-- ENTRIES PROVIDED --
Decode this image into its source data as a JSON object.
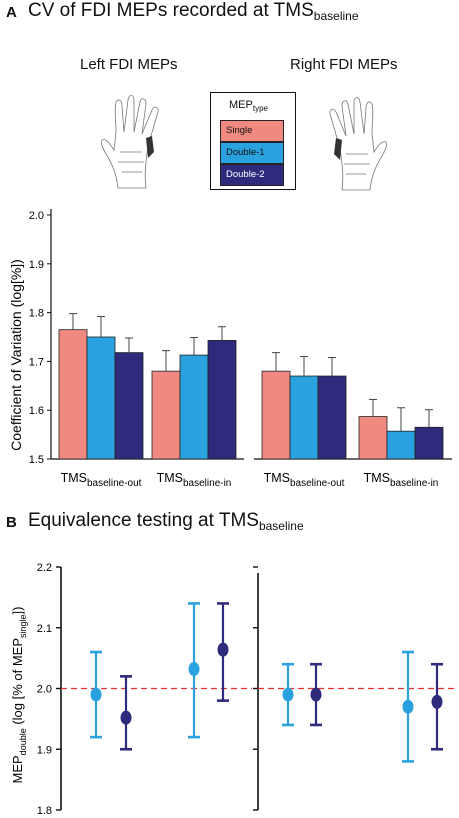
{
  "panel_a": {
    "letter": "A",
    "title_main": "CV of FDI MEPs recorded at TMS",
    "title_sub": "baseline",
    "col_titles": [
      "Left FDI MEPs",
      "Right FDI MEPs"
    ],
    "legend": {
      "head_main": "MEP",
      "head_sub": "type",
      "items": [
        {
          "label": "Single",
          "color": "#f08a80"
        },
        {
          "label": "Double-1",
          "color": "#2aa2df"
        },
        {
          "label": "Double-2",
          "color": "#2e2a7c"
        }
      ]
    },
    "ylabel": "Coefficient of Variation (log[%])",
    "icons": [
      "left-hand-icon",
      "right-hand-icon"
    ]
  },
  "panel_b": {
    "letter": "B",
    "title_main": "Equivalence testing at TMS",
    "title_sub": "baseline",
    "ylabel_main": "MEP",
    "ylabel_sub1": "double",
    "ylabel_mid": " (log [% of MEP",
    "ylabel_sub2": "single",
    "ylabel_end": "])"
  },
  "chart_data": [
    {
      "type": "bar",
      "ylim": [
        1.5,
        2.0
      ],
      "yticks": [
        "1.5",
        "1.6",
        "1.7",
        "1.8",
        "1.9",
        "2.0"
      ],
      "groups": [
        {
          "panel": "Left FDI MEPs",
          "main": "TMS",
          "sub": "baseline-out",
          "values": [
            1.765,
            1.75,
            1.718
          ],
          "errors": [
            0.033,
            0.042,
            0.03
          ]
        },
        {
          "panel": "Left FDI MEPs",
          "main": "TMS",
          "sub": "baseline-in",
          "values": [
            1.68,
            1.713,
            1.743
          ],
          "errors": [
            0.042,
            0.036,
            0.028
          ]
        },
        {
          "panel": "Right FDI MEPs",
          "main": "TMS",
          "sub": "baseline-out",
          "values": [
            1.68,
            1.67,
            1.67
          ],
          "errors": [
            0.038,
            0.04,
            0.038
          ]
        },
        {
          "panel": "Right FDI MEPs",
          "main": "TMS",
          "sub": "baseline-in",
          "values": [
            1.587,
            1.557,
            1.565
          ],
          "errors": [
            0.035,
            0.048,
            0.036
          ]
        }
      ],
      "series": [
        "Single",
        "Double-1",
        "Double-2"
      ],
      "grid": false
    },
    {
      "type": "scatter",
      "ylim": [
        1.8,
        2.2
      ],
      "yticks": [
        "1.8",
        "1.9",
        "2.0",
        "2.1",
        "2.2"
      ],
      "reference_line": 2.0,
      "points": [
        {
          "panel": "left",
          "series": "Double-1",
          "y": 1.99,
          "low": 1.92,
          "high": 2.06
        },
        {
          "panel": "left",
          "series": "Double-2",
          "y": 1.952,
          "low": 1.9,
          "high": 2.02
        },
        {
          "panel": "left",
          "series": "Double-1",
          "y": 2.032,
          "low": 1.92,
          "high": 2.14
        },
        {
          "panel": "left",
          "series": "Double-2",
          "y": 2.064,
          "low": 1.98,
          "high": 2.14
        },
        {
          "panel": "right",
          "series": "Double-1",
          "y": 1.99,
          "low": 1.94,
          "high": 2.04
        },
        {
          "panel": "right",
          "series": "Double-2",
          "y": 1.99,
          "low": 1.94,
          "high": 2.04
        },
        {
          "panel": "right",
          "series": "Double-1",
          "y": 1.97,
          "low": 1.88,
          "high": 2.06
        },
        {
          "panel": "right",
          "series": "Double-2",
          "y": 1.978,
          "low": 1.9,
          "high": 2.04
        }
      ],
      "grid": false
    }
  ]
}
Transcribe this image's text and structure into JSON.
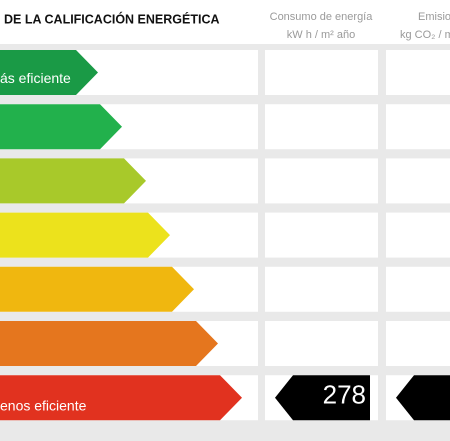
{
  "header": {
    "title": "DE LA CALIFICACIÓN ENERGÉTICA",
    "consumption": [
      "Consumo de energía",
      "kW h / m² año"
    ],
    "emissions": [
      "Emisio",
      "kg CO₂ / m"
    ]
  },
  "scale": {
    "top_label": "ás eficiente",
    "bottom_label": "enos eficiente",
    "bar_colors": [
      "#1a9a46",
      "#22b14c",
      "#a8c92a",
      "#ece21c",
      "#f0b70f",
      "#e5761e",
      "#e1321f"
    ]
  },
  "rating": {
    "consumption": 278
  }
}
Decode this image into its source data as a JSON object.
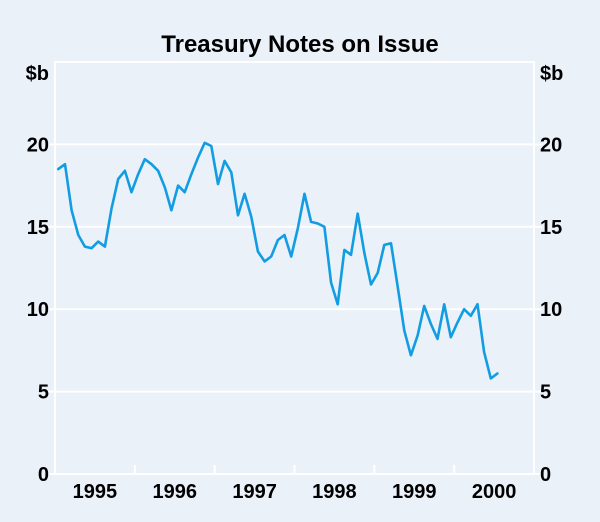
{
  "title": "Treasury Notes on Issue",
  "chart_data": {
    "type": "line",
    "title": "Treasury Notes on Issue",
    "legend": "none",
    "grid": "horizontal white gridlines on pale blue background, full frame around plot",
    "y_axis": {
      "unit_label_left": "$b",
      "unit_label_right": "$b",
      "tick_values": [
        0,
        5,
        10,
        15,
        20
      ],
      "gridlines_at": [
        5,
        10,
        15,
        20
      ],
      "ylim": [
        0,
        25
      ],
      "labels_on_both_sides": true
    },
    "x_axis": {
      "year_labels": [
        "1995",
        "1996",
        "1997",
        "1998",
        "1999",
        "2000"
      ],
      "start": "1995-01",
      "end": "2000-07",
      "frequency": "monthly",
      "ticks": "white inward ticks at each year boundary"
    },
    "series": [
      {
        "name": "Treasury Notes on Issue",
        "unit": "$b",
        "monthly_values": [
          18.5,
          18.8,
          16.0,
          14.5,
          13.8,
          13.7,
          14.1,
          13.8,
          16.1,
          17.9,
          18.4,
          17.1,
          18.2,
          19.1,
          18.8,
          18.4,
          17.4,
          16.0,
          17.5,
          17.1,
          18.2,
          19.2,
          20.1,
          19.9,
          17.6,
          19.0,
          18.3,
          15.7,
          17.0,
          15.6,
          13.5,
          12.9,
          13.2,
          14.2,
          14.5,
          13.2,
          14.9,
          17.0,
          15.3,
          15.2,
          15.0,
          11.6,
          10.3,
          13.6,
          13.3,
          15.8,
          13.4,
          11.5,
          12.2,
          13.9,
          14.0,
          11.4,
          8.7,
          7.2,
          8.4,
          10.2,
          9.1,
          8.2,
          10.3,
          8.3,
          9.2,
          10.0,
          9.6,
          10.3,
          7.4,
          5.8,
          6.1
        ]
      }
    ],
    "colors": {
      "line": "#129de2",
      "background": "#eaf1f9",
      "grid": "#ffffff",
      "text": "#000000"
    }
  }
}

-- THE TASK --
Exclude the pictures. Write out the remaining data exactly.

-- EXERCISE RESPONSE --
Decode this image into its source data as a JSON object.
{
  "panel_a": {
    "letter": "A",
    "title_main": "CV of FDI MEPs recorded at TMS",
    "title_sub": "baseline",
    "col_titles": [
      "Left FDI MEPs",
      "Right FDI MEPs"
    ],
    "legend": {
      "head_main": "MEP",
      "head_sub": "type",
      "items": [
        {
          "label": "Single",
          "color": "#f08a80"
        },
        {
          "label": "Double-1",
          "color": "#2aa2df"
        },
        {
          "label": "Double-2",
          "color": "#2e2a7c"
        }
      ]
    },
    "ylabel": "Coefficient of Variation (log[%])",
    "icons": [
      "left-hand-icon",
      "right-hand-icon"
    ]
  },
  "panel_b": {
    "letter": "B",
    "title_main": "Equivalence testing at TMS",
    "title_sub": "baseline",
    "ylabel_main": "MEP",
    "ylabel_sub1": "double",
    "ylabel_mid": " (log [% of MEP",
    "ylabel_sub2": "single",
    "ylabel_end": "])"
  },
  "chart_data": [
    {
      "type": "bar",
      "ylim": [
        1.5,
        2.0
      ],
      "yticks": [
        "1.5",
        "1.6",
        "1.7",
        "1.8",
        "1.9",
        "2.0"
      ],
      "groups": [
        {
          "panel": "Left FDI MEPs",
          "main": "TMS",
          "sub": "baseline-out",
          "values": [
            1.765,
            1.75,
            1.718
          ],
          "errors": [
            0.033,
            0.042,
            0.03
          ]
        },
        {
          "panel": "Left FDI MEPs",
          "main": "TMS",
          "sub": "baseline-in",
          "values": [
            1.68,
            1.713,
            1.743
          ],
          "errors": [
            0.042,
            0.036,
            0.028
          ]
        },
        {
          "panel": "Right FDI MEPs",
          "main": "TMS",
          "sub": "baseline-out",
          "values": [
            1.68,
            1.67,
            1.67
          ],
          "errors": [
            0.038,
            0.04,
            0.038
          ]
        },
        {
          "panel": "Right FDI MEPs",
          "main": "TMS",
          "sub": "baseline-in",
          "values": [
            1.587,
            1.557,
            1.565
          ],
          "errors": [
            0.035,
            0.048,
            0.036
          ]
        }
      ],
      "series": [
        "Single",
        "Double-1",
        "Double-2"
      ],
      "grid": false
    },
    {
      "type": "scatter",
      "ylim": [
        1.8,
        2.2
      ],
      "yticks": [
        "1.8",
        "1.9",
        "2.0",
        "2.1",
        "2.2"
      ],
      "reference_line": 2.0,
      "points": [
        {
          "panel": "left",
          "series": "Double-1",
          "y": 1.99,
          "low": 1.92,
          "high": 2.06
        },
        {
          "panel": "left",
          "series": "Double-2",
          "y": 1.952,
          "low": 1.9,
          "high": 2.02
        },
        {
          "panel": "left",
          "series": "Double-1",
          "y": 2.032,
          "low": 1.92,
          "high": 2.14
        },
        {
          "panel": "left",
          "series": "Double-2",
          "y": 2.064,
          "low": 1.98,
          "high": 2.14
        },
        {
          "panel": "right",
          "series": "Double-1",
          "y": 1.99,
          "low": 1.94,
          "high": 2.04
        },
        {
          "panel": "right",
          "series": "Double-2",
          "y": 1.99,
          "low": 1.94,
          "high": 2.04
        },
        {
          "panel": "right",
          "series": "Double-1",
          "y": 1.97,
          "low": 1.88,
          "high": 2.06
        },
        {
          "panel": "right",
          "series": "Double-2",
          "y": 1.978,
          "low": 1.9,
          "high": 2.04
        }
      ],
      "grid": false
    }
  ]
}
Transcribe this image's text and structure into JSON.
{
  "header": {
    "title": "DE LA CALIFICACIÓN ENERGÉTICA",
    "consumption": [
      "Consumo de energía",
      "kW h / m² año"
    ],
    "emissions": [
      "Emisio",
      "kg CO₂ / m"
    ]
  },
  "scale": {
    "top_label": "ás eficiente",
    "bottom_label": "enos eficiente",
    "bar_colors": [
      "#1a9a46",
      "#22b14c",
      "#a8c92a",
      "#ece21c",
      "#f0b70f",
      "#e5761e",
      "#e1321f"
    ]
  },
  "rating": {
    "consumption": 278
  }
}
Decode this image into its source data as a JSON object.
{
  "title": "Treasury Notes on Issue",
  "chart_data": {
    "type": "line",
    "title": "Treasury Notes on Issue",
    "legend": "none",
    "grid": "horizontal white gridlines on pale blue background, full frame around plot",
    "y_axis": {
      "unit_label_left": "$b",
      "unit_label_right": "$b",
      "tick_values": [
        0,
        5,
        10,
        15,
        20
      ],
      "gridlines_at": [
        5,
        10,
        15,
        20
      ],
      "ylim": [
        0,
        25
      ],
      "labels_on_both_sides": true
    },
    "x_axis": {
      "year_labels": [
        "1995",
        "1996",
        "1997",
        "1998",
        "1999",
        "2000"
      ],
      "start": "1995-01",
      "end": "2000-07",
      "frequency": "monthly",
      "ticks": "white inward ticks at each year boundary"
    },
    "series": [
      {
        "name": "Treasury Notes on Issue",
        "unit": "$b",
        "monthly_values": [
          18.5,
          18.8,
          16.0,
          14.5,
          13.8,
          13.7,
          14.1,
          13.8,
          16.1,
          17.9,
          18.4,
          17.1,
          18.2,
          19.1,
          18.8,
          18.4,
          17.4,
          16.0,
          17.5,
          17.1,
          18.2,
          19.2,
          20.1,
          19.9,
          17.6,
          19.0,
          18.3,
          15.7,
          17.0,
          15.6,
          13.5,
          12.9,
          13.2,
          14.2,
          14.5,
          13.2,
          14.9,
          17.0,
          15.3,
          15.2,
          15.0,
          11.6,
          10.3,
          13.6,
          13.3,
          15.8,
          13.4,
          11.5,
          12.2,
          13.9,
          14.0,
          11.4,
          8.7,
          7.2,
          8.4,
          10.2,
          9.1,
          8.2,
          10.3,
          8.3,
          9.2,
          10.0,
          9.6,
          10.3,
          7.4,
          5.8,
          6.1
        ]
      }
    ],
    "colors": {
      "line": "#129de2",
      "background": "#eaf1f9",
      "grid": "#ffffff",
      "text": "#000000"
    }
  }
}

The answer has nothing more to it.